Data for processing:
========
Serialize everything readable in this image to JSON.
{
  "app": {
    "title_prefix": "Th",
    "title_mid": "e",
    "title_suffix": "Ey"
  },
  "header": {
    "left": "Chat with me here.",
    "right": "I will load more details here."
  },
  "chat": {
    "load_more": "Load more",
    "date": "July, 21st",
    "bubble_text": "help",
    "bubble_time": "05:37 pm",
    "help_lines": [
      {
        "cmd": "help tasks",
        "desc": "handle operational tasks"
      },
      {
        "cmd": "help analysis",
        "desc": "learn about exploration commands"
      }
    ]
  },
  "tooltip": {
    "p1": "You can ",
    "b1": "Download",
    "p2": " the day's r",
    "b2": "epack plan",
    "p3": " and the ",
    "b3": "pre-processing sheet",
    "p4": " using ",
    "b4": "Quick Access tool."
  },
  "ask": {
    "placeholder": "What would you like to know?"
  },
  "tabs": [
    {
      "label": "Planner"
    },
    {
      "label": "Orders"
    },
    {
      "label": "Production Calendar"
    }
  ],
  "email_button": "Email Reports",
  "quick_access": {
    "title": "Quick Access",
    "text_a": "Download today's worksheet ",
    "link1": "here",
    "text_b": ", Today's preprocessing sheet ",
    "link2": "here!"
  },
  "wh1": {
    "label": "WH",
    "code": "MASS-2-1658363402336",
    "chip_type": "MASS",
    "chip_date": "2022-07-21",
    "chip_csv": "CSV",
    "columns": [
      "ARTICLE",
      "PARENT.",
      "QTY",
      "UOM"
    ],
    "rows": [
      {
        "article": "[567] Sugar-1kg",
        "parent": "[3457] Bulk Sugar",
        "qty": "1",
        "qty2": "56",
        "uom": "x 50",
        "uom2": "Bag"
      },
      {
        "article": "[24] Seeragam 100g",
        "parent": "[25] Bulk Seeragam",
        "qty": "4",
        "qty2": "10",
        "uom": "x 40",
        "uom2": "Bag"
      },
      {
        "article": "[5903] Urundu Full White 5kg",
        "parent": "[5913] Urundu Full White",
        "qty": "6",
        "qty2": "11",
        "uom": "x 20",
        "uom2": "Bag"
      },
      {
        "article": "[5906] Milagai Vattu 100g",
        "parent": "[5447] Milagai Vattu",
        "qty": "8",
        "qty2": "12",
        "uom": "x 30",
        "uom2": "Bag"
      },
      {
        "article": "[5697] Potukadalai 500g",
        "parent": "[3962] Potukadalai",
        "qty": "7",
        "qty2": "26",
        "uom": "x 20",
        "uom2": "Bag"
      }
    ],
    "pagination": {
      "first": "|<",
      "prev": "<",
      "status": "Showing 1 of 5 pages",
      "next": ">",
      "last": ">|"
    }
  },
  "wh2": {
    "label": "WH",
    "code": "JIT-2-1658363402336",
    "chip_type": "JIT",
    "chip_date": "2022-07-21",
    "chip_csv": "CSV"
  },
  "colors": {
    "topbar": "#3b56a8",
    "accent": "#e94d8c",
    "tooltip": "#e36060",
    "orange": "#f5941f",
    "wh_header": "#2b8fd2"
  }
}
========
Exercise directions: Type out the full listing again, exactly as given.

Output for this exercise:
Serialize everything readable in this image to JSON.
{
  "app": {
    "title_prefix": "Th",
    "title_mid": "e",
    "title_suffix": "Ey"
  },
  "header": {
    "left": "Chat with me here.",
    "right": "I will load more details here."
  },
  "chat": {
    "load_more": "Load more",
    "date": "July, 21st",
    "bubble_text": "help",
    "bubble_time": "05:37 pm",
    "help_lines": [
      {
        "cmd": "help tasks",
        "desc": "handle operational tasks"
      },
      {
        "cmd": "help analysis",
        "desc": "learn about exploration commands"
      }
    ]
  },
  "tooltip": {
    "p1": "You can ",
    "b1": "Download",
    "p2": " the day's r",
    "b2": "epack plan",
    "p3": " and the ",
    "b3": "pre-processing sheet",
    "p4": " using ",
    "b4": "Quick Access tool."
  },
  "ask": {
    "placeholder": "What would you like to know?"
  },
  "tabs": [
    {
      "label": "Planner"
    },
    {
      "label": "Orders"
    },
    {
      "label": "Production Calendar"
    }
  ],
  "email_button": "Email Reports",
  "quick_access": {
    "title": "Quick Access",
    "text_a": "Download today's worksheet ",
    "link1": "here",
    "text_b": ", Today's preprocessing sheet ",
    "link2": "here!"
  },
  "wh1": {
    "label": "WH",
    "code": "MASS-2-1658363402336",
    "chip_type": "MASS",
    "chip_date": "2022-07-21",
    "chip_csv": "CSV",
    "columns": [
      "ARTICLE",
      "PARENT.",
      "QTY",
      "UOM"
    ],
    "rows": [
      {
        "article": "[567] Sugar-1kg",
        "parent": "[3457] Bulk Sugar",
        "qty": "1",
        "qty2": "56",
        "uom": "x 50",
        "uom2": "Bag"
      },
      {
        "article": "[24] Seeragam 100g",
        "parent": "[25] Bulk Seeragam",
        "qty": "4",
        "qty2": "10",
        "uom": "x 40",
        "uom2": "Bag"
      },
      {
        "article": "[5903] Urundu Full White 5kg",
        "parent": "[5913] Urundu Full White",
        "qty": "6",
        "qty2": "11",
        "uom": "x 20",
        "uom2": "Bag"
      },
      {
        "article": "[5906] Milagai Vattu 100g",
        "parent": "[5447] Milagai Vattu",
        "qty": "8",
        "qty2": "12",
        "uom": "x 30",
        "uom2": "Bag"
      },
      {
        "article": "[5697] Potukadalai 500g",
        "parent": "[3962] Potukadalai",
        "qty": "7",
        "qty2": "26",
        "uom": "x 20",
        "uom2": "Bag"
      }
    ],
    "pagination": {
      "first": "|<",
      "prev": "<",
      "status": "Showing 1 of 5 pages",
      "next": ">",
      "last": ">|"
    }
  },
  "wh2": {
    "label": "WH",
    "code": "JIT-2-1658363402336",
    "chip_type": "JIT",
    "chip_date": "2022-07-21",
    "chip_csv": "CSV"
  },
  "colors": {
    "topbar": "#3b56a8",
    "accent": "#e94d8c",
    "tooltip": "#e36060",
    "orange": "#f5941f",
    "wh_header": "#2b8fd2"
  }
}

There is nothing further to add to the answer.